## WHAT THIS TASK INVOLVES
Copy out the records that begin with the line containing "Detect and localize" and end with the line containing "scroll-down-button[interactable] bbox=[343, 385, 363, 403]", keeping every line as it stands and leaving the pictures out.

## RECORD SET
■ ■ ■ ■ ■
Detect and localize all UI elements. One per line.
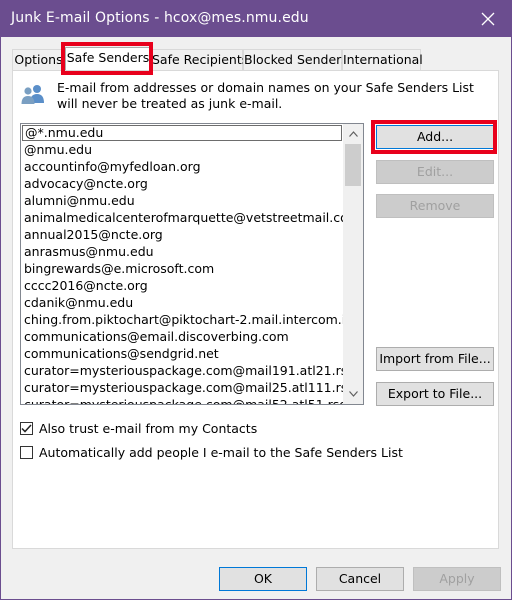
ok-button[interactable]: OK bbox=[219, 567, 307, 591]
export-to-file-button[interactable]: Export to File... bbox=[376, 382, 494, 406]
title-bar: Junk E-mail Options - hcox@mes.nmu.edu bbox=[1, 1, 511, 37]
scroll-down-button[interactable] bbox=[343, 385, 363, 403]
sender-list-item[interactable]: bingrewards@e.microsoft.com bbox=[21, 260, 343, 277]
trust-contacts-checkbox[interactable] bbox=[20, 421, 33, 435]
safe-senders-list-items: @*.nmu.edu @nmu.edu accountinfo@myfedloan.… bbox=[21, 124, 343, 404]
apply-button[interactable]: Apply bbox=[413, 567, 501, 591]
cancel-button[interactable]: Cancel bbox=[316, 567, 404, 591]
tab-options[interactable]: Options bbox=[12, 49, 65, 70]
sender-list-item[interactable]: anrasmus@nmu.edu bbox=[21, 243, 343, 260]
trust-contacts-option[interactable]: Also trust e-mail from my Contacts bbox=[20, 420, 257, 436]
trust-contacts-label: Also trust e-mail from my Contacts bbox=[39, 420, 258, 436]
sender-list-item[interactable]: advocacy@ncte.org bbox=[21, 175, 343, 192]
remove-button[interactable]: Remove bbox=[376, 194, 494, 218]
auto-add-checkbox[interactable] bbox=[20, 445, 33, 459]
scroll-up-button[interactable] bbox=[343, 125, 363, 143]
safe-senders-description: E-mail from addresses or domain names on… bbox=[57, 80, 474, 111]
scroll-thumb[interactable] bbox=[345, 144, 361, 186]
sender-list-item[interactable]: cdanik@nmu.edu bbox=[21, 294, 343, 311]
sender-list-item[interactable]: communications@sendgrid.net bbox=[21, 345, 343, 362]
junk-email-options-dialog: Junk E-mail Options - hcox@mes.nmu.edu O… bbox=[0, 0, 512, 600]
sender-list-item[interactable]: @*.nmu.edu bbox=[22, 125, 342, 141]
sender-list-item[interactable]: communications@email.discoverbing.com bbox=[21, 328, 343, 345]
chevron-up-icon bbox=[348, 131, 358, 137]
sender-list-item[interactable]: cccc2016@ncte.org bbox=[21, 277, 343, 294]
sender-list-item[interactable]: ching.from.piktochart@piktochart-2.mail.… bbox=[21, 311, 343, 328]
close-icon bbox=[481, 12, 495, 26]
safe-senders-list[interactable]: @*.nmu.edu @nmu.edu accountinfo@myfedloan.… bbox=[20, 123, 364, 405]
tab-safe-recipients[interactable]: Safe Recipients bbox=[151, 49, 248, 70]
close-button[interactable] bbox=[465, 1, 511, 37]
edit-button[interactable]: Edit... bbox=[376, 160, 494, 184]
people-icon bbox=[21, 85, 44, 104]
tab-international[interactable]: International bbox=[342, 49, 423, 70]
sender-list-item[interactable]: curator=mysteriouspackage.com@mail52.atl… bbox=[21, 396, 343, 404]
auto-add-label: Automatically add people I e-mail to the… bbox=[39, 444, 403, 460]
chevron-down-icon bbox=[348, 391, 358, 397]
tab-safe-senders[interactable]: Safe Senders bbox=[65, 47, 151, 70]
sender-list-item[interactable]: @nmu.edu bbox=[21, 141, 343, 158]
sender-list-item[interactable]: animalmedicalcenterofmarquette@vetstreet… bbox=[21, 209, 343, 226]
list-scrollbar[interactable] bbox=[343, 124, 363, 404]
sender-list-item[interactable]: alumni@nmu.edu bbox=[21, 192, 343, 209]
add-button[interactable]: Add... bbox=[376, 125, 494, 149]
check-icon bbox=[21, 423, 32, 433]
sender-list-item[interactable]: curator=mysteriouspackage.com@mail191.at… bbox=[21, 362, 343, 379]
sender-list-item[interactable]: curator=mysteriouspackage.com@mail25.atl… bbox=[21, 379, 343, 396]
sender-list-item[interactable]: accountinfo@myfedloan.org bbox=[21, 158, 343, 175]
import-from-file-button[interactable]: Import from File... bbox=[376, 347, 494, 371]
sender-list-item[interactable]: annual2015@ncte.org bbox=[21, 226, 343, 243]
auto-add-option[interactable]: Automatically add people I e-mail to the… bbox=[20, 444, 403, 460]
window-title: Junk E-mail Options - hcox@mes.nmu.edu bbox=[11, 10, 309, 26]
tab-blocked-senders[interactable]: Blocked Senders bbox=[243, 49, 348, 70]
■ ■ ■ ■ ■
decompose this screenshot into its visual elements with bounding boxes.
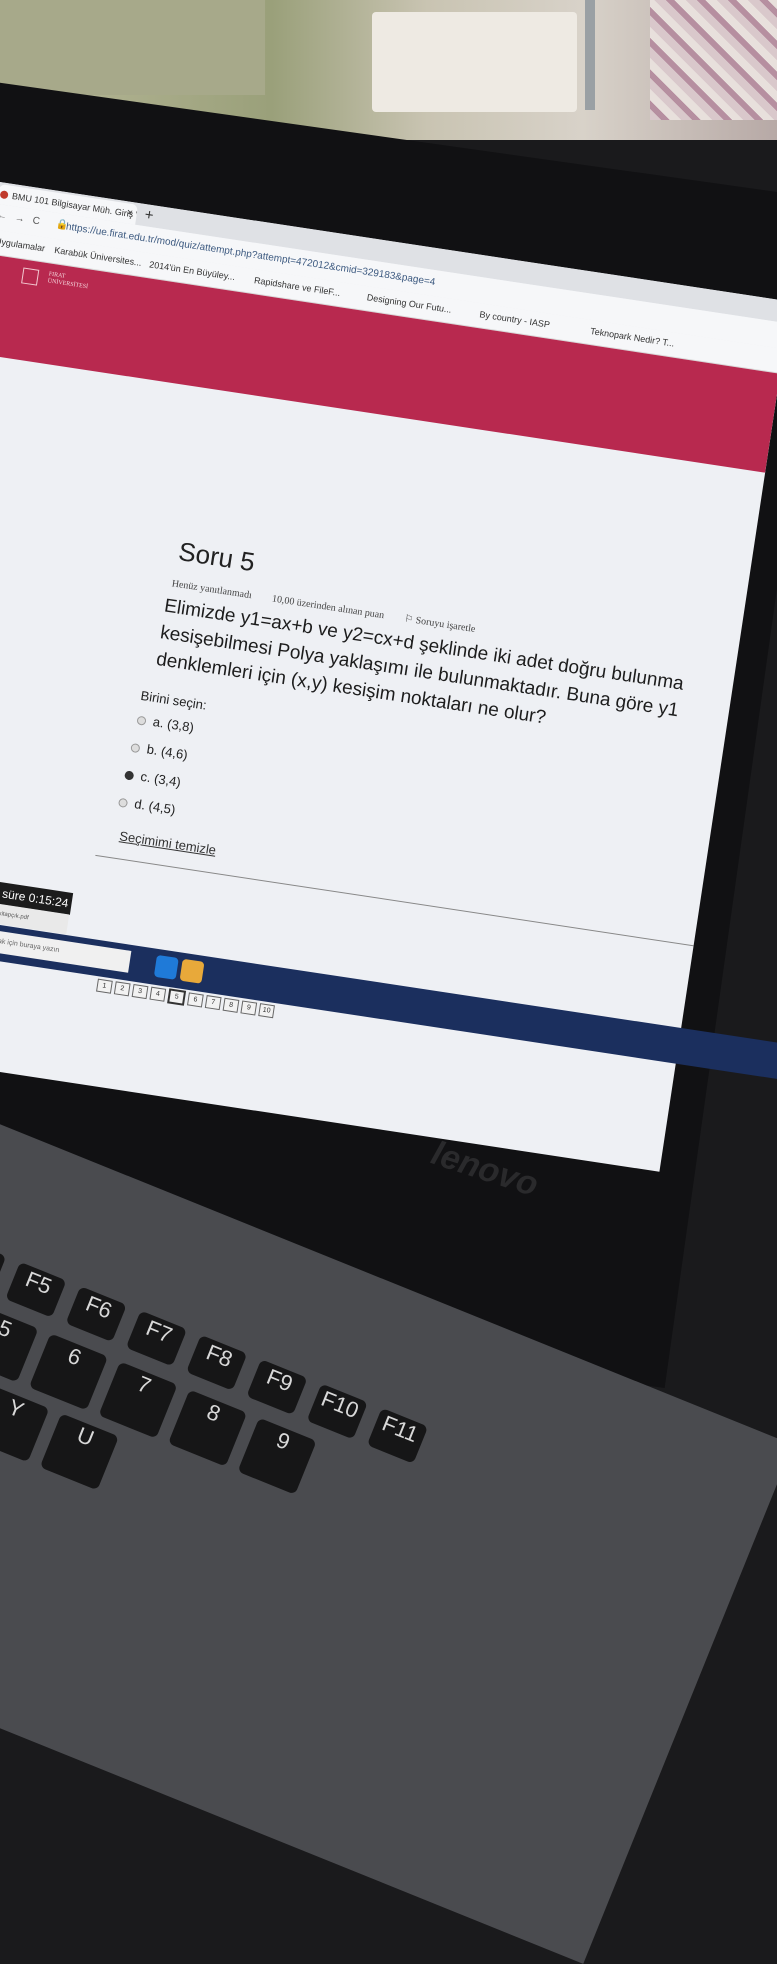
■ ■ ■ ■ ■
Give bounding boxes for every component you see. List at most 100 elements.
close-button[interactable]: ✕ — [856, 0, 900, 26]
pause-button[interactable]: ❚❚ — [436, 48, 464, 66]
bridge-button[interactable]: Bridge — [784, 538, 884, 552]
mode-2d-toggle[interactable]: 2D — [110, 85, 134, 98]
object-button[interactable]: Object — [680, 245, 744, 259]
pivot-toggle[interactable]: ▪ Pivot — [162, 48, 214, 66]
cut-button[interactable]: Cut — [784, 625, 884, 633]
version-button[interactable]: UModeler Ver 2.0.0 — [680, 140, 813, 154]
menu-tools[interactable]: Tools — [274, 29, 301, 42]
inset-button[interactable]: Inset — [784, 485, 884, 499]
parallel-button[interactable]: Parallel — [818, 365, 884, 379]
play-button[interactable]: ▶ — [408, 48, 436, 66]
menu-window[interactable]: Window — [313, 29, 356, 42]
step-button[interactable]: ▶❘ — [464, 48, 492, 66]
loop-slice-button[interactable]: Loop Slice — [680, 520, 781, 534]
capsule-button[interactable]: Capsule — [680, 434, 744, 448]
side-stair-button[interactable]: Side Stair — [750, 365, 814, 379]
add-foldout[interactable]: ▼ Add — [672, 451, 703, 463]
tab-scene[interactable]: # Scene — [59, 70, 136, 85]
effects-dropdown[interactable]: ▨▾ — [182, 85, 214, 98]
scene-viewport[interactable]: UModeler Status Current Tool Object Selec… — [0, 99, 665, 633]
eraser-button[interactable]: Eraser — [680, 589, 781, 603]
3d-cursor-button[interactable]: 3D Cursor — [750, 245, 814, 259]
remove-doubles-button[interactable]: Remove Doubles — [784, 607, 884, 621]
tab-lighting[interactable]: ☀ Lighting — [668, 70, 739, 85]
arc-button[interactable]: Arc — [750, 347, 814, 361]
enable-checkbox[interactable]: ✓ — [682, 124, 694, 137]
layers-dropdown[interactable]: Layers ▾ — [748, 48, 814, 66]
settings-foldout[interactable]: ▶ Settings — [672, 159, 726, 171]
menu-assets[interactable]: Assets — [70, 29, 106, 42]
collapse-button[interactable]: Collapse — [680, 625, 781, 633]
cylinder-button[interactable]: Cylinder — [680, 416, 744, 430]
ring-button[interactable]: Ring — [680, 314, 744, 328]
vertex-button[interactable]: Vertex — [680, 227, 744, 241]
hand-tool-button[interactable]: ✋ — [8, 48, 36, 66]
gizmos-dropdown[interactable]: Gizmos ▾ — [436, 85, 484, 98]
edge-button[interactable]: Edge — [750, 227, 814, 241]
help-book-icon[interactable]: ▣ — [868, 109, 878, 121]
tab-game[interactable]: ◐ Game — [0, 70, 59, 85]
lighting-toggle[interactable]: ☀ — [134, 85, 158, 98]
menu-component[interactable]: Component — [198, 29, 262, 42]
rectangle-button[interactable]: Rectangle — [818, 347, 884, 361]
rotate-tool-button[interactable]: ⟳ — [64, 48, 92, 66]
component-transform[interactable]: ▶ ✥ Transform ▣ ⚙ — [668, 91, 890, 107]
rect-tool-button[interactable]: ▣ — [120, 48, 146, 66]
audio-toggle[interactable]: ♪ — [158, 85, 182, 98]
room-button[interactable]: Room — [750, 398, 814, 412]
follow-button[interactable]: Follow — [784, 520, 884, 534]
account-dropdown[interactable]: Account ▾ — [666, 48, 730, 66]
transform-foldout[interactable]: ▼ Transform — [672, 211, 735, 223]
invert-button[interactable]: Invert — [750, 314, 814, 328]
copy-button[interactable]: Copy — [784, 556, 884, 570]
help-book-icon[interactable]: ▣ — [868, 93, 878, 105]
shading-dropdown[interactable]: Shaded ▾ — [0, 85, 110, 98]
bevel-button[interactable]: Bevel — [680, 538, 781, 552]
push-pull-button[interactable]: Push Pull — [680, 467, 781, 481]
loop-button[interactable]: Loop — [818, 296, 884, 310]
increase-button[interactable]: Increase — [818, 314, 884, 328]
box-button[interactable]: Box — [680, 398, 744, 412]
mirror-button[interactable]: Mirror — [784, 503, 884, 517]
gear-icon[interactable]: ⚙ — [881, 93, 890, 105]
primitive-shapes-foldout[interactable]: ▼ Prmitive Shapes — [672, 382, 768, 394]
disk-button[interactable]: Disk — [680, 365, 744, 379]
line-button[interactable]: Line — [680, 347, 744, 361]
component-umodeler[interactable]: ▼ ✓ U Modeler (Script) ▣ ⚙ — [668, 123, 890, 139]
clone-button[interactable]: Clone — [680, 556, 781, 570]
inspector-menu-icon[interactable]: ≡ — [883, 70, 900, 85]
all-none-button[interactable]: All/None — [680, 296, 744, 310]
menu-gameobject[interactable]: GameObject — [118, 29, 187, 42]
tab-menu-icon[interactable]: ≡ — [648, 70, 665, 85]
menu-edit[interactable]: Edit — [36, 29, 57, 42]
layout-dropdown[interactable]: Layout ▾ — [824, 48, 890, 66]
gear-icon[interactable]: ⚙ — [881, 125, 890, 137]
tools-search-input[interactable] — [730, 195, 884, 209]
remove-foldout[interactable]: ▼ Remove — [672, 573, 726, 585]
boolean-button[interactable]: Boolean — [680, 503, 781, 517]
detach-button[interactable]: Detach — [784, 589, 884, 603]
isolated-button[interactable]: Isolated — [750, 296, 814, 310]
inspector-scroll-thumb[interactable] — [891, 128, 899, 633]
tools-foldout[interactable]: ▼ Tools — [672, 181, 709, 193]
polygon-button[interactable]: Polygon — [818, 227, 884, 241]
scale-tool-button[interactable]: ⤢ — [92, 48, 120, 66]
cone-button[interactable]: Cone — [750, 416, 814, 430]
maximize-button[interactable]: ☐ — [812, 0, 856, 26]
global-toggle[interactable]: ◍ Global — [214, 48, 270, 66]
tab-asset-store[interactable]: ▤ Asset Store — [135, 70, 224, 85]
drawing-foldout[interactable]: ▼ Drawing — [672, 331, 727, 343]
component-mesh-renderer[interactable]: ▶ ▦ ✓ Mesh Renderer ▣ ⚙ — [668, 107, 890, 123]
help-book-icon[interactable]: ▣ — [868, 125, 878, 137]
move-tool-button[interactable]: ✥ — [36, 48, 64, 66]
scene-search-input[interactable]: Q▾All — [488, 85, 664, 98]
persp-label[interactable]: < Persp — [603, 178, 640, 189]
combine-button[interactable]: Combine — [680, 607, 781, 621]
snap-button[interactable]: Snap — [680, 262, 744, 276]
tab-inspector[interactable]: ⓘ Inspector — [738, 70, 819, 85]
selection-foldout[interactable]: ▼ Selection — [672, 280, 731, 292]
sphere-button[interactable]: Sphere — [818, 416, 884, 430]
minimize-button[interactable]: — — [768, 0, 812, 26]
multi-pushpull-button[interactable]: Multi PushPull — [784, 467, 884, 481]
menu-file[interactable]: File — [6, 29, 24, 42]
■ ■ ■ ■ ■
## ANSWER TO THIS PROBLEM
Detect and localize all UI elements. One per line.
ok-button[interactable]: OK bbox=[219, 567, 307, 591]
export-to-file-button[interactable]: Export to File... bbox=[376, 382, 494, 406]
title-bar: Junk E-mail Options - hcox@mes.nmu.edu bbox=[1, 1, 511, 37]
scroll-down-button[interactable] bbox=[343, 385, 363, 403]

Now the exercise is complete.